→ Given records:
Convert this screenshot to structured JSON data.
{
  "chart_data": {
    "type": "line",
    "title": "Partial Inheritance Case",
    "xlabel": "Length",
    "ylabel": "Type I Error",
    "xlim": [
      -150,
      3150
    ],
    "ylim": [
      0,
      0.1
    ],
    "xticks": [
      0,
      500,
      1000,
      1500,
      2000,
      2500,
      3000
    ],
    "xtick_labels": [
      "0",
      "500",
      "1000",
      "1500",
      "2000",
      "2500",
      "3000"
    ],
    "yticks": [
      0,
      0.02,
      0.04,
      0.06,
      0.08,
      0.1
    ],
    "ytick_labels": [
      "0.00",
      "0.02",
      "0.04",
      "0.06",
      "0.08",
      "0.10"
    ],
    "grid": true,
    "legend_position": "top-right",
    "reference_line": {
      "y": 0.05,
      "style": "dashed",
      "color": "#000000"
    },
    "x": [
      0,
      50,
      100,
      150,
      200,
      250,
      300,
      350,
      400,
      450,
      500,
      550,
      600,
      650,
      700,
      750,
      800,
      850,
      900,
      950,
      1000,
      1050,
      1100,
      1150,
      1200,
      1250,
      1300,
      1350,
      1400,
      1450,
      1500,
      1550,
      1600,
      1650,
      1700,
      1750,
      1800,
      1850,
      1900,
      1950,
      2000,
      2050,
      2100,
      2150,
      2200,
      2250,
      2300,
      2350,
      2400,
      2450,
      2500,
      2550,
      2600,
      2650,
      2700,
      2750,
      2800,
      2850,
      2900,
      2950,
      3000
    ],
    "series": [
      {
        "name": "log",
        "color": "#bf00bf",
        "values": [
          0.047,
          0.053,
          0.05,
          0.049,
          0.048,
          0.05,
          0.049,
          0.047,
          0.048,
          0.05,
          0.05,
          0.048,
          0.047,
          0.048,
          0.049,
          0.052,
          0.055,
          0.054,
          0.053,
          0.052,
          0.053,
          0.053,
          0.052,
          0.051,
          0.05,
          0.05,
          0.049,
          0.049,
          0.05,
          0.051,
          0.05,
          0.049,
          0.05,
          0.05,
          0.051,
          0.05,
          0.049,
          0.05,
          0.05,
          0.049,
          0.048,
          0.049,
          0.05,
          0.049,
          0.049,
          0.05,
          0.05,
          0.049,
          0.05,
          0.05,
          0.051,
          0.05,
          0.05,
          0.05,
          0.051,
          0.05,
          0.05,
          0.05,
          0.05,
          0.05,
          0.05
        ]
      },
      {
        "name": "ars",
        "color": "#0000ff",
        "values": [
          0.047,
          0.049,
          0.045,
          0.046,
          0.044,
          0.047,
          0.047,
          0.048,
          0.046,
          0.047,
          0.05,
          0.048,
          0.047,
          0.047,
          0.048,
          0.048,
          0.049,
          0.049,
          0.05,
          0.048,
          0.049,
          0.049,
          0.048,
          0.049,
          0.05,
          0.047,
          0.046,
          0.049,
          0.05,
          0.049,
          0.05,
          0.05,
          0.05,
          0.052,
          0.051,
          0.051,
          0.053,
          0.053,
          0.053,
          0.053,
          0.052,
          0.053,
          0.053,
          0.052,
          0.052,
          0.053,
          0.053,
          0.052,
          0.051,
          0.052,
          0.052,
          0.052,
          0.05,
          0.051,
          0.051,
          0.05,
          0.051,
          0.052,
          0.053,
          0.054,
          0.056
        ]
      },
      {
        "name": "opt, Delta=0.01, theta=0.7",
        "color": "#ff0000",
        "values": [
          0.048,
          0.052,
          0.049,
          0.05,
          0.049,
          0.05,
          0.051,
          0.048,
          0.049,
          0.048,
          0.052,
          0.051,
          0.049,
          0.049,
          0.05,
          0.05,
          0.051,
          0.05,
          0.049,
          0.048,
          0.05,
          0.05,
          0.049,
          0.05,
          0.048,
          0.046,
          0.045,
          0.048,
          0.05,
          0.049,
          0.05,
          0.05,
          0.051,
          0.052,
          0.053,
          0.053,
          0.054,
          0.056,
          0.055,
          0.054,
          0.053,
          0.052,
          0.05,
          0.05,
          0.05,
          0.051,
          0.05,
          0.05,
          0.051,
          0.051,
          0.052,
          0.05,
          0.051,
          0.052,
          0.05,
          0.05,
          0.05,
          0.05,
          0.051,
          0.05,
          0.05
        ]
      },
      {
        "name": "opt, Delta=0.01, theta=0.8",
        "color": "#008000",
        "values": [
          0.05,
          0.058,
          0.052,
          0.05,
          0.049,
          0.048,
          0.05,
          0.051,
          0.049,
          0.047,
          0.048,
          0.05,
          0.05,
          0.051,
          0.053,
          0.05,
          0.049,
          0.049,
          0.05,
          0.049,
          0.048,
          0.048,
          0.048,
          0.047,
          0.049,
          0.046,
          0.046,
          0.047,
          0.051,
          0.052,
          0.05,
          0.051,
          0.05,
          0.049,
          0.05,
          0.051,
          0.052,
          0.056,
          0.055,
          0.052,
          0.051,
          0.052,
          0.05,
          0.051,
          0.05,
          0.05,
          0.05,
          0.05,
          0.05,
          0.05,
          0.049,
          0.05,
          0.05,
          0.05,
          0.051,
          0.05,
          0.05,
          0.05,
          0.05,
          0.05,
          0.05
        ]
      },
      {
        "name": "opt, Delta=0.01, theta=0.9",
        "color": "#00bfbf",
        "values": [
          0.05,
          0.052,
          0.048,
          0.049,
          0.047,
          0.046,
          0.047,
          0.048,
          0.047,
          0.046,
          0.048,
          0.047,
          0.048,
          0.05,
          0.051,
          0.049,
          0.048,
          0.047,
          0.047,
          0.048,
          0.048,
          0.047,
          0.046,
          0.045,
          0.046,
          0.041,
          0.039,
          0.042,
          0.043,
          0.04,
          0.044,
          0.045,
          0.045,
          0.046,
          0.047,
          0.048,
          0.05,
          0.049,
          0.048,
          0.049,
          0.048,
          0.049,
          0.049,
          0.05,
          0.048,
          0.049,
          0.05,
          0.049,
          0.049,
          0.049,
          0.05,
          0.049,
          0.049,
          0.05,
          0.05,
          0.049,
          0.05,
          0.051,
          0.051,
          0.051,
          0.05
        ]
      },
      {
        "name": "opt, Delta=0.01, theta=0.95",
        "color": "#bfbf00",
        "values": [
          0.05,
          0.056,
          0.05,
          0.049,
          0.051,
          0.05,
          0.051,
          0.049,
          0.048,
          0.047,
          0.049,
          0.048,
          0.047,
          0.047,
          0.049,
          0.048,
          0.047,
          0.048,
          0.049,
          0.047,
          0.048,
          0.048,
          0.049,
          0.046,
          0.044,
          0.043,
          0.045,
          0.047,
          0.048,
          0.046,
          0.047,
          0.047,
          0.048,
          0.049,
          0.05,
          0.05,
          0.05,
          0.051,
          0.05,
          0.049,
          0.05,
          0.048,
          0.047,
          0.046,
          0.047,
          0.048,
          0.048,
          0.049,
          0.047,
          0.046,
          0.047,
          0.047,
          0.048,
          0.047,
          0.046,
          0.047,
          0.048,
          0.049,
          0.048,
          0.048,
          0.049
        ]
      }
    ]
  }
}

→ The request:
Extract the full listing and reproduce each line exactly.

→ Completed task:
Convert this screenshot to structured JSON data.
{
  "chart_data": {
    "type": "line",
    "title": "Partial Inheritance Case",
    "xlabel": "Length",
    "ylabel": "Type I Error",
    "xlim": [
      -150,
      3150
    ],
    "ylim": [
      0,
      0.1
    ],
    "xticks": [
      0,
      500,
      1000,
      1500,
      2000,
      2500,
      3000
    ],
    "xtick_labels": [
      "0",
      "500",
      "1000",
      "1500",
      "2000",
      "2500",
      "3000"
    ],
    "yticks": [
      0,
      0.02,
      0.04,
      0.06,
      0.08,
      0.1
    ],
    "ytick_labels": [
      "0.00",
      "0.02",
      "0.04",
      "0.06",
      "0.08",
      "0.10"
    ],
    "grid": true,
    "legend_position": "top-right",
    "reference_line": {
      "y": 0.05,
      "style": "dashed",
      "color": "#000000"
    },
    "x": [
      0,
      50,
      100,
      150,
      200,
      250,
      300,
      350,
      400,
      450,
      500,
      550,
      600,
      650,
      700,
      750,
      800,
      850,
      900,
      950,
      1000,
      1050,
      1100,
      1150,
      1200,
      1250,
      1300,
      1350,
      1400,
      1450,
      1500,
      1550,
      1600,
      1650,
      1700,
      1750,
      1800,
      1850,
      1900,
      1950,
      2000,
      2050,
      2100,
      2150,
      2200,
      2250,
      2300,
      2350,
      2400,
      2450,
      2500,
      2550,
      2600,
      2650,
      2700,
      2750,
      2800,
      2850,
      2900,
      2950,
      3000
    ],
    "series": [
      {
        "name": "log",
        "color": "#bf00bf",
        "values": [
          0.047,
          0.053,
          0.05,
          0.049,
          0.048,
          0.05,
          0.049,
          0.047,
          0.048,
          0.05,
          0.05,
          0.048,
          0.047,
          0.048,
          0.049,
          0.052,
          0.055,
          0.054,
          0.053,
          0.052,
          0.053,
          0.053,
          0.052,
          0.051,
          0.05,
          0.05,
          0.049,
          0.049,
          0.05,
          0.051,
          0.05,
          0.049,
          0.05,
          0.05,
          0.051,
          0.05,
          0.049,
          0.05,
          0.05,
          0.049,
          0.048,
          0.049,
          0.05,
          0.049,
          0.049,
          0.05,
          0.05,
          0.049,
          0.05,
          0.05,
          0.051,
          0.05,
          0.05,
          0.05,
          0.051,
          0.05,
          0.05,
          0.05,
          0.05,
          0.05,
          0.05
        ]
      },
      {
        "name": "ars",
        "color": "#0000ff",
        "values": [
          0.047,
          0.049,
          0.045,
          0.046,
          0.044,
          0.047,
          0.047,
          0.048,
          0.046,
          0.047,
          0.05,
          0.048,
          0.047,
          0.047,
          0.048,
          0.048,
          0.049,
          0.049,
          0.05,
          0.048,
          0.049,
          0.049,
          0.048,
          0.049,
          0.05,
          0.047,
          0.046,
          0.049,
          0.05,
          0.049,
          0.05,
          0.05,
          0.05,
          0.052,
          0.051,
          0.051,
          0.053,
          0.053,
          0.053,
          0.053,
          0.052,
          0.053,
          0.053,
          0.052,
          0.052,
          0.053,
          0.053,
          0.052,
          0.051,
          0.052,
          0.052,
          0.052,
          0.05,
          0.051,
          0.051,
          0.05,
          0.051,
          0.052,
          0.053,
          0.054,
          0.056
        ]
      },
      {
        "name": "opt, Delta=0.01, theta=0.7",
        "color": "#ff0000",
        "values": [
          0.048,
          0.052,
          0.049,
          0.05,
          0.049,
          0.05,
          0.051,
          0.048,
          0.049,
          0.048,
          0.052,
          0.051,
          0.049,
          0.049,
          0.05,
          0.05,
          0.051,
          0.05,
          0.049,
          0.048,
          0.05,
          0.05,
          0.049,
          0.05,
          0.048,
          0.046,
          0.045,
          0.048,
          0.05,
          0.049,
          0.05,
          0.05,
          0.051,
          0.052,
          0.053,
          0.053,
          0.054,
          0.056,
          0.055,
          0.054,
          0.053,
          0.052,
          0.05,
          0.05,
          0.05,
          0.051,
          0.05,
          0.05,
          0.051,
          0.051,
          0.052,
          0.05,
          0.051,
          0.052,
          0.05,
          0.05,
          0.05,
          0.05,
          0.051,
          0.05,
          0.05
        ]
      },
      {
        "name": "opt, Delta=0.01, theta=0.8",
        "color": "#008000",
        "values": [
          0.05,
          0.058,
          0.052,
          0.05,
          0.049,
          0.048,
          0.05,
          0.051,
          0.049,
          0.047,
          0.048,
          0.05,
          0.05,
          0.051,
          0.053,
          0.05,
          0.049,
          0.049,
          0.05,
          0.049,
          0.048,
          0.048,
          0.048,
          0.047,
          0.049,
          0.046,
          0.046,
          0.047,
          0.051,
          0.052,
          0.05,
          0.051,
          0.05,
          0.049,
          0.05,
          0.051,
          0.052,
          0.056,
          0.055,
          0.052,
          0.051,
          0.052,
          0.05,
          0.051,
          0.05,
          0.05,
          0.05,
          0.05,
          0.05,
          0.05,
          0.049,
          0.05,
          0.05,
          0.05,
          0.051,
          0.05,
          0.05,
          0.05,
          0.05,
          0.05,
          0.05
        ]
      },
      {
        "name": "opt, Delta=0.01, theta=0.9",
        "color": "#00bfbf",
        "values": [
          0.05,
          0.052,
          0.048,
          0.049,
          0.047,
          0.046,
          0.047,
          0.048,
          0.047,
          0.046,
          0.048,
          0.047,
          0.048,
          0.05,
          0.051,
          0.049,
          0.048,
          0.047,
          0.047,
          0.048,
          0.048,
          0.047,
          0.046,
          0.045,
          0.046,
          0.041,
          0.039,
          0.042,
          0.043,
          0.04,
          0.044,
          0.045,
          0.045,
          0.046,
          0.047,
          0.048,
          0.05,
          0.049,
          0.048,
          0.049,
          0.048,
          0.049,
          0.049,
          0.05,
          0.048,
          0.049,
          0.05,
          0.049,
          0.049,
          0.049,
          0.05,
          0.049,
          0.049,
          0.05,
          0.05,
          0.049,
          0.05,
          0.051,
          0.051,
          0.051,
          0.05
        ]
      },
      {
        "name": "opt, Delta=0.01, theta=0.95",
        "color": "#bfbf00",
        "values": [
          0.05,
          0.056,
          0.05,
          0.049,
          0.051,
          0.05,
          0.051,
          0.049,
          0.048,
          0.047,
          0.049,
          0.048,
          0.047,
          0.047,
          0.049,
          0.048,
          0.047,
          0.048,
          0.049,
          0.047,
          0.048,
          0.048,
          0.049,
          0.046,
          0.044,
          0.043,
          0.045,
          0.047,
          0.048,
          0.046,
          0.047,
          0.047,
          0.048,
          0.049,
          0.05,
          0.05,
          0.05,
          0.051,
          0.05,
          0.049,
          0.05,
          0.048,
          0.047,
          0.046,
          0.047,
          0.048,
          0.048,
          0.049,
          0.047,
          0.046,
          0.047,
          0.047,
          0.048,
          0.047,
          0.046,
          0.047,
          0.048,
          0.049,
          0.048,
          0.048,
          0.049
        ]
      }
    ]
  }
}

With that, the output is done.